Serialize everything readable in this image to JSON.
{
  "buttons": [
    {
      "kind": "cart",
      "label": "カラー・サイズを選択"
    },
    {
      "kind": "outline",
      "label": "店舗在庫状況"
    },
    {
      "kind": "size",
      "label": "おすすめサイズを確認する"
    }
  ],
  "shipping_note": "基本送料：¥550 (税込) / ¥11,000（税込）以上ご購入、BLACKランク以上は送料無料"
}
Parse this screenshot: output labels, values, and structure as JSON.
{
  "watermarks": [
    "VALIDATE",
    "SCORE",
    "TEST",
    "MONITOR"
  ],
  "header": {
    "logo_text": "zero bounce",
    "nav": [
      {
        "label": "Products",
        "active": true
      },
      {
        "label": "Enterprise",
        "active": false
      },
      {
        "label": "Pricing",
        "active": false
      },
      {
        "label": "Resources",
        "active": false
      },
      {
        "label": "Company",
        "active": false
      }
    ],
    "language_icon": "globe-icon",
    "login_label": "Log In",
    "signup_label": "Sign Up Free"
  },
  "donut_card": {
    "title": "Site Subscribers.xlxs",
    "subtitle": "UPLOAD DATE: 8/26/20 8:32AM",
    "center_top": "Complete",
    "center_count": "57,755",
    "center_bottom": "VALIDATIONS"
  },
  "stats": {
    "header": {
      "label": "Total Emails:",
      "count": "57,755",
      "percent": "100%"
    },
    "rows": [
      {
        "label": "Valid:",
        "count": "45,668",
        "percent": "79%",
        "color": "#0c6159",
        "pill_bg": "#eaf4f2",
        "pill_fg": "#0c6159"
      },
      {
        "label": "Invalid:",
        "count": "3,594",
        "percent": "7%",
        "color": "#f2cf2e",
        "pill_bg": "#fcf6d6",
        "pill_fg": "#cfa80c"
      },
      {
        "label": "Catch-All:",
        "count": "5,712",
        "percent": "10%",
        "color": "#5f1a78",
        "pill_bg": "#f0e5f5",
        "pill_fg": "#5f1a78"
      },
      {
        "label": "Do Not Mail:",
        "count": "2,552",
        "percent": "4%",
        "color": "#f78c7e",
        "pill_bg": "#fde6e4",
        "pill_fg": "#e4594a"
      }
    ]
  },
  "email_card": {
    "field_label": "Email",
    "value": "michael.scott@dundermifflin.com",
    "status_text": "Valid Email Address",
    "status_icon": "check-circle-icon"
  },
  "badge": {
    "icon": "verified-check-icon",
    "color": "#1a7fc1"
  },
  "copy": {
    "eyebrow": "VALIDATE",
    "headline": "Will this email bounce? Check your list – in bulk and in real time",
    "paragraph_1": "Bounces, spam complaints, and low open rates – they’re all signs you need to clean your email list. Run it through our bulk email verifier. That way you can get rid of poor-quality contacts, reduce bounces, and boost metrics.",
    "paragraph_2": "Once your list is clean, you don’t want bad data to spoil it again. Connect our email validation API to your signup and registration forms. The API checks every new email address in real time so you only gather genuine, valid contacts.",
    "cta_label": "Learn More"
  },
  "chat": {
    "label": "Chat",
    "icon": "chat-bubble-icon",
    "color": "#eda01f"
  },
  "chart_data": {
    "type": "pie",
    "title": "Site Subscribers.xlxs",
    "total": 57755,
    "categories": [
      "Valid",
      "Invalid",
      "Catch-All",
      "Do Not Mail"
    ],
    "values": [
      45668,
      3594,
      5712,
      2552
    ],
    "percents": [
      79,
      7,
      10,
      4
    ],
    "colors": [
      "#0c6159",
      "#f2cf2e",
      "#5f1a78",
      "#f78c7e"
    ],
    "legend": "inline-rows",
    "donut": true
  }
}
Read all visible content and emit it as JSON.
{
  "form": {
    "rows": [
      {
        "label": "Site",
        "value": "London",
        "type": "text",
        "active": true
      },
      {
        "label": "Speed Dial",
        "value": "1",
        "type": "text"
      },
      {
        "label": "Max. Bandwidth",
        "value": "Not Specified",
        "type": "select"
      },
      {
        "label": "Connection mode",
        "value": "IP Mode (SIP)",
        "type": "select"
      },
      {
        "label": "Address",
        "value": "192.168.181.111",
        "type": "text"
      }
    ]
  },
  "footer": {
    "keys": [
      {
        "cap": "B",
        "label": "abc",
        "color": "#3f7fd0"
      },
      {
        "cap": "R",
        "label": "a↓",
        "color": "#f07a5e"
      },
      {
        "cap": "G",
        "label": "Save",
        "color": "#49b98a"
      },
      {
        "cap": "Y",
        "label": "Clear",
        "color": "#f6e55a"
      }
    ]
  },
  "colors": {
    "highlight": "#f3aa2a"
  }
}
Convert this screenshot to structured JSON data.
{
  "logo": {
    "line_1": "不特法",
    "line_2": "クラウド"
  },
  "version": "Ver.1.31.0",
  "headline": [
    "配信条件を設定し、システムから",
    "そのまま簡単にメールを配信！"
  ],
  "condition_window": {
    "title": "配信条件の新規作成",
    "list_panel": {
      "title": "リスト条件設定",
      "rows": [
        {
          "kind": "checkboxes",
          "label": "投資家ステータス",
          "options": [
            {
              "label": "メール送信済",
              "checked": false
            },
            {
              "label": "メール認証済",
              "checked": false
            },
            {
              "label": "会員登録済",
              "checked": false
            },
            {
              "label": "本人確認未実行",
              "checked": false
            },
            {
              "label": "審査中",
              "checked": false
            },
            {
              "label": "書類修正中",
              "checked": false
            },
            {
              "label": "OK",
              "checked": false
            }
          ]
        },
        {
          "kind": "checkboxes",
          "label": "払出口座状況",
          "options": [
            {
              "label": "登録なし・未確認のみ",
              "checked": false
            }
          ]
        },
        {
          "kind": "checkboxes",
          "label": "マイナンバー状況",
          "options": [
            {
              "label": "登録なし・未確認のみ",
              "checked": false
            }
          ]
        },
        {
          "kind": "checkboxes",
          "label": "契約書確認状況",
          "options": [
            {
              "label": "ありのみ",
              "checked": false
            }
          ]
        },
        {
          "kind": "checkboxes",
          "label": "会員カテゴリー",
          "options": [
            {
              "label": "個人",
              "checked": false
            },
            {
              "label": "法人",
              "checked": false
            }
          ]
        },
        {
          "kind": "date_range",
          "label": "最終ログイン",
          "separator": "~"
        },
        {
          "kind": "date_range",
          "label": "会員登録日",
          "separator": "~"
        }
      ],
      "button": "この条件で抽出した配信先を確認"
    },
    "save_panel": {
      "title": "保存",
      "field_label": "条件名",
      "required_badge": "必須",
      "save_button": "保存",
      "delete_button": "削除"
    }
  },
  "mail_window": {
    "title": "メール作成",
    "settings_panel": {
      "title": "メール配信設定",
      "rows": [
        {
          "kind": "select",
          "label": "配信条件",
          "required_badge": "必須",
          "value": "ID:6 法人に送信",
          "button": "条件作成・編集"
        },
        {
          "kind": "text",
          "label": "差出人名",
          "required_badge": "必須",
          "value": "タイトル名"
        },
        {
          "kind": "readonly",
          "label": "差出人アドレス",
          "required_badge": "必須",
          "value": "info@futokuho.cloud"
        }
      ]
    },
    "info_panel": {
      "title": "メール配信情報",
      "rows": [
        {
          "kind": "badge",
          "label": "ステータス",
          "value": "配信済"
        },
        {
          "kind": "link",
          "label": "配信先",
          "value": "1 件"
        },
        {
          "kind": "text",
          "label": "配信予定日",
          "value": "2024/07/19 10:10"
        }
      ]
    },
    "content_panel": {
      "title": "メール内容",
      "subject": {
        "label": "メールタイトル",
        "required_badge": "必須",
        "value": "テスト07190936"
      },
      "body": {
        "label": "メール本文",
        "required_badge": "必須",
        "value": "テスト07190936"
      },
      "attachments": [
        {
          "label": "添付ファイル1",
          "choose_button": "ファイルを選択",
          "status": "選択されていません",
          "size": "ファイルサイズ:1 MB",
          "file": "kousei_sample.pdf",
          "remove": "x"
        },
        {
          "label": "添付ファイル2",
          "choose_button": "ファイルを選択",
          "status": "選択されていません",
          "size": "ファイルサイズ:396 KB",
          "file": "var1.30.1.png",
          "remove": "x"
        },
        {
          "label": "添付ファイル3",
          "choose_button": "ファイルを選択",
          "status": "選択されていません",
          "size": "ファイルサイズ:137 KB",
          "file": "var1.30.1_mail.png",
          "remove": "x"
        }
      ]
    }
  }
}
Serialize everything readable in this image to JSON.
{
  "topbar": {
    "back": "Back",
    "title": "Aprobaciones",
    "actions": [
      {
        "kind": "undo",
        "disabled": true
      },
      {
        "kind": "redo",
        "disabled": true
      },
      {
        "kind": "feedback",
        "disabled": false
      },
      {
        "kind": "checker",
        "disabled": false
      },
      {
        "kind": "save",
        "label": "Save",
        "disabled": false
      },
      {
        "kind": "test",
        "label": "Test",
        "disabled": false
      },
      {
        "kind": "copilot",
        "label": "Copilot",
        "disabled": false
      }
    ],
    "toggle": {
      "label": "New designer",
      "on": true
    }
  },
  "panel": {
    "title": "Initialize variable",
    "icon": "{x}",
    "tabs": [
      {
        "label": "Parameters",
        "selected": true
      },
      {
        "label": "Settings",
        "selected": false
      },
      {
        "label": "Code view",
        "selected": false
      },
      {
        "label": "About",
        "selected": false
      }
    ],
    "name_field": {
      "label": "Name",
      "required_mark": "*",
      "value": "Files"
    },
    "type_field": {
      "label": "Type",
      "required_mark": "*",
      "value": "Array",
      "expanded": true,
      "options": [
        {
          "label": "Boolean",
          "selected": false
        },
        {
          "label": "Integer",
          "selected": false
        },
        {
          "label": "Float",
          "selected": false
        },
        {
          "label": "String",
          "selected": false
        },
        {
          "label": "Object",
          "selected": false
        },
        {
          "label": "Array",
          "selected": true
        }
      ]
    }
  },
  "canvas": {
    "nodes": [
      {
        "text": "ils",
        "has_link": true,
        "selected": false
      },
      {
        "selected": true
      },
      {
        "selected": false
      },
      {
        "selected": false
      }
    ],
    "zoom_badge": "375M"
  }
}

------------------------------

Instructions to follow »
Extract every line above containing the word "JSON".

Response to this exercise »
Serialize everything readable in this image to JSON.
Parse this screenshot: output labels, values, and structure as JSON.
Read all visible content and emit it as JSON.
Convert this screenshot to structured JSON data.
Serialize everything readable in this image to JSON.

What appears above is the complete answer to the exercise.